■ **Aufgabenstellung**
1: Übertrage den Satz „Aber Streik müsste um ein sehr konkretes Ziel gehen, das durchgesetzt werden soll.“ aus dem Artikel ins Englische.
2: Gib aus dem Artikel die Passage von „Mit der folgenden“ bis „gewerkschaftliche Anliegen durchzusetzen.“ wortgetreu aus.

■ **Artikel**
■ ■ ■ ■ ■ ■ ■

Mit der folgenden Replik von Ralf Krämer* vom ver.di-Bereich Wirtschaftspolitik
wird die Debatte fortgeführt. In der nächsten Ausgabe des express soll dann
eine neuerliche Erwiderung des AK WWK folgen. Darüberhinaus möchten wir
allerdings auch alle anderen Leserinnen & Leser zur Teilnahme an der
Debatte aufrufen.
Lieber Bernd, lieber Werner,
mit Interesse habe ich Euren Diskussionsbeitrag zu Gewerkschaften in der
Weltwirtschaftskrise gelesen.
Ich finde es sinnvoll, eine Debatte zu führen, wie die Gewerkschaften mit der
Krise umgehen sollten, wie wir sie vielleicht sogar auch als Chance nutzen
können. Sehr unterstützen kann ich die Grundthese, dass es dabei um die
Entfaltung von Druck gehen muss, um gewerkschaftliche Anliegen durchzusetzen.
Die meisten der am Schluss aufgeführten strategischen Schlussfolgerungen kann
ich unterstützen, insbesondere Punkt 4., dass es jetzt um die ideologische und
materielle Auseinandersetzung um eine neue, sozial kontrollierte Regulation des
Kapitalismus der kommenden Zeit geht. Es bleibt allerdings unkonkret, was
daraus jetzt für das Handeln folgen soll.
Skeptischer bin ich, wieweit es realistisch sein wird, in nächster Zeit größere
politische Streiks zu organisieren, gar europaweit oder global. Gemeinsame
Aktionen sicherlich, im Vorfeld der Europawahl 2009 sowieso. Aber Streik müsste
um ein sehr konkretes Ziel gehen, das durchgesetzt werden soll. Zum Beispiel
eine andere Arbeitszeitrichtlinie der EU, oder ein europäisches Konjunktur- und
Zukunftsinvestitionsprogramm, oder die europaweite Vergesellschaftung der
großen Privatbanken. Ist es realistisch, dafür eine breite Streikbewegung zu
entwickeln? Und in welchem Verhältnis stehen die internationalen Aktivitäten zu
den Forderungen und Aktivitäten auf nationaler Ebene? Das fuhrt zu meiner
Kritik an Eurem Papier.

■ ■ ■ ■ ■ ■ ■

■ **Ausgelesene Daten**
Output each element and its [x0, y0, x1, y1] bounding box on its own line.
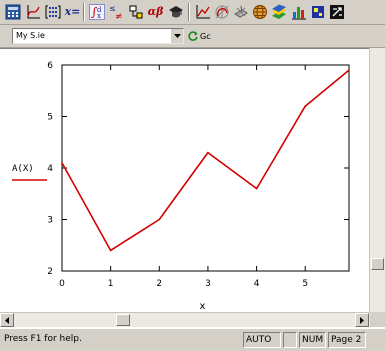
polar-plot-icon[interactable] [212, 2, 231, 21]
calculus-icon[interactable]: ∫ d x [87, 2, 106, 21]
evaluation-label: x= [64, 5, 81, 18]
graph-icon[interactable] [23, 2, 42, 21]
toolbar-separator [83, 3, 85, 21]
x-tick-label: 4 [254, 279, 260, 289]
horizontal-scrollbar[interactable] [0, 312, 370, 327]
data-point [158, 218, 161, 221]
y-axis-label: A(X) [12, 164, 34, 174]
series-line[interactable] [61, 69, 350, 252]
x-axis-label: x [200, 301, 206, 312]
boolean-icon[interactable]: ≤ ≠ [106, 2, 125, 21]
chevron-down-icon[interactable] [170, 29, 183, 43]
evaluation-icon[interactable]: x= [63, 2, 82, 21]
x-tick-label: 1 [108, 279, 114, 289]
style-select-value: My S.ie [16, 31, 45, 40]
math-toolbar: x= ∫ d x ≤ ≠ αβ [0, 0, 385, 25]
worksheet[interactable]: 0 1 2 3 4 5 2 3 4 5 6 x A(X) [0, 48, 385, 329]
greek-icon[interactable]: αβ [146, 2, 165, 21]
arrow-right-icon [360, 316, 364, 324]
refresh-icon [188, 31, 198, 41]
arrow-left-icon [5, 316, 9, 324]
style-select[interactable]: My S.ie [12, 28, 184, 44]
y-tick-label: 5 [47, 113, 53, 123]
x-tick-label: 5 [302, 279, 308, 289]
bar-plot-icon[interactable] [289, 2, 308, 21]
status-help-text: Press F1 for help. [4, 334, 82, 344]
globe-icon[interactable] [250, 2, 269, 21]
calculator-icon[interactable] [3, 2, 22, 21]
vector-field-icon[interactable] [327, 2, 346, 21]
toolbar-separator [188, 3, 190, 21]
y-tick-label: 2 [47, 267, 53, 277]
format-toolbar: My S.ie Gc [0, 25, 385, 48]
data-point [304, 105, 307, 107]
status-page: Page 2 [328, 332, 366, 348]
data-point [61, 162, 63, 164]
y-tick-label: 4 [47, 164, 53, 174]
data-point [207, 151, 209, 154]
scrollbar-corner [370, 312, 385, 327]
status-empty-pane [283, 332, 297, 348]
svg-text:x: x [97, 12, 101, 20]
xy-plot[interactable]: 0 1 2 3 4 5 2 3 4 5 6 x A(X) [0, 49, 370, 312]
symbolic-icon[interactable] [166, 2, 185, 21]
status-num: NUM [299, 332, 326, 348]
vertical-scrollbar[interactable] [369, 48, 385, 312]
matrix-icon[interactable] [43, 2, 62, 21]
data-point [348, 69, 350, 71]
contour-plot-icon[interactable] [269, 2, 288, 21]
scroll-right-button[interactable] [355, 313, 369, 327]
x-tick-label: 0 [59, 279, 65, 289]
vertical-scroll-thumb[interactable] [371, 258, 384, 270]
scatter-plot-icon[interactable] [308, 2, 327, 21]
status-bar: Press F1 for help. AUTO NUM Page 2 [0, 328, 385, 351]
greek-label: αβ [147, 5, 164, 18]
horizontal-scroll-thumb[interactable] [116, 314, 130, 326]
programming-icon[interactable] [126, 2, 145, 21]
data-point [109, 249, 112, 252]
y-tick-label: 3 [47, 216, 53, 226]
scroll-left-button[interactable] [0, 313, 14, 327]
svg-text:≠: ≠ [115, 12, 123, 20]
x-tick-label: 3 [205, 279, 211, 289]
data-point [255, 187, 258, 190]
go-label: Gc [200, 31, 211, 41]
status-mode: AUTO [243, 332, 281, 348]
go-button[interactable]: Gc [187, 28, 211, 44]
x-tick-label: 2 [156, 279, 162, 289]
xy-plot-icon[interactable] [193, 2, 212, 21]
surface-plot-icon[interactable] [231, 2, 250, 21]
y-tick-label: 6 [47, 61, 53, 71]
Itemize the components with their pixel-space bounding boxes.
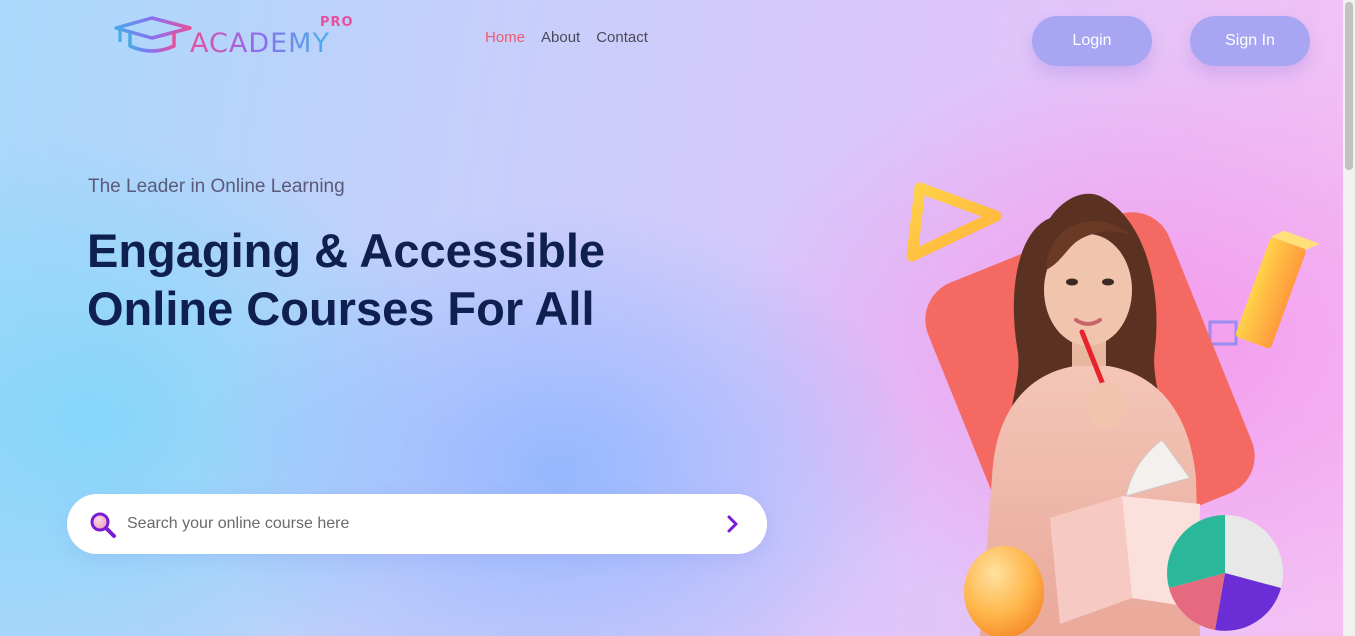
scrollbar-thumb[interactable] (1345, 2, 1353, 170)
search-input[interactable] (127, 508, 687, 540)
hero-headline: Engaging & Accessible Online Courses For… (87, 224, 606, 335)
yellow-block-shape (1235, 230, 1320, 349)
nav-about[interactable]: About (541, 29, 580, 46)
outline-square-shape (1208, 320, 1238, 346)
logo-text: ACADEMY (190, 28, 330, 59)
sign-in-button[interactable]: Sign In (1190, 16, 1310, 66)
triangle-shape (906, 182, 1002, 262)
pie-chart-decoration (1167, 515, 1283, 631)
course-search-bar (67, 494, 767, 554)
page-scrollbar[interactable] (1343, 0, 1355, 636)
chevron-right-icon[interactable] (722, 513, 744, 535)
hero-illustration (906, 182, 1320, 636)
hero-tagline: The Leader in Online Learning (88, 176, 345, 197)
logo[interactable]: PRO ACADEMY (112, 14, 362, 62)
nav-contact[interactable]: Contact (596, 29, 648, 46)
search-icon[interactable] (89, 511, 117, 539)
main-nav: Home About Contact (485, 29, 648, 46)
nav-home[interactable]: Home (485, 29, 525, 46)
graduation-cap-icon (114, 16, 192, 53)
orange-ball-shape (964, 546, 1044, 636)
login-button[interactable]: Login (1032, 16, 1152, 66)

■ ■ ■ ■ ■ ■ ■

■ **Lösungen**
1: But a strike would have to be about a very concrete goal that is to be achieved.

2:
Mit der folgenden Replik von Ralf Krämer* vom ver.di-Bereich Wirtschaftspolitik
wird die Debatte fortgeführt. In der nächsten Ausgabe des express soll dann
eine neuerliche Erwiderung des AK WWK folgen. Darüberhinaus möchten wir
allerdings auch alle anderen Leserinnen & Leser zur Teilnahme an der
Debatte aufrufen.
Lieber Bernd, lieber Werner,
mit Interesse habe ich Euren Diskussionsbeitrag zu Gewerkschaften in der
Weltwirtschaftskrise gelesen.
Ich finde es sinnvoll, eine Debatte zu führen, wie die Gewerkschaften mit der
Krise umgehen sollten, wie wir sie vielleicht sogar auch als Chance nutzen
können. Sehr unterstützen kann ich die Grundthese, dass es dabei um die
Entfaltung von Druck gehen muss, um gewerkschaftliche Anliegen durchzusetzen.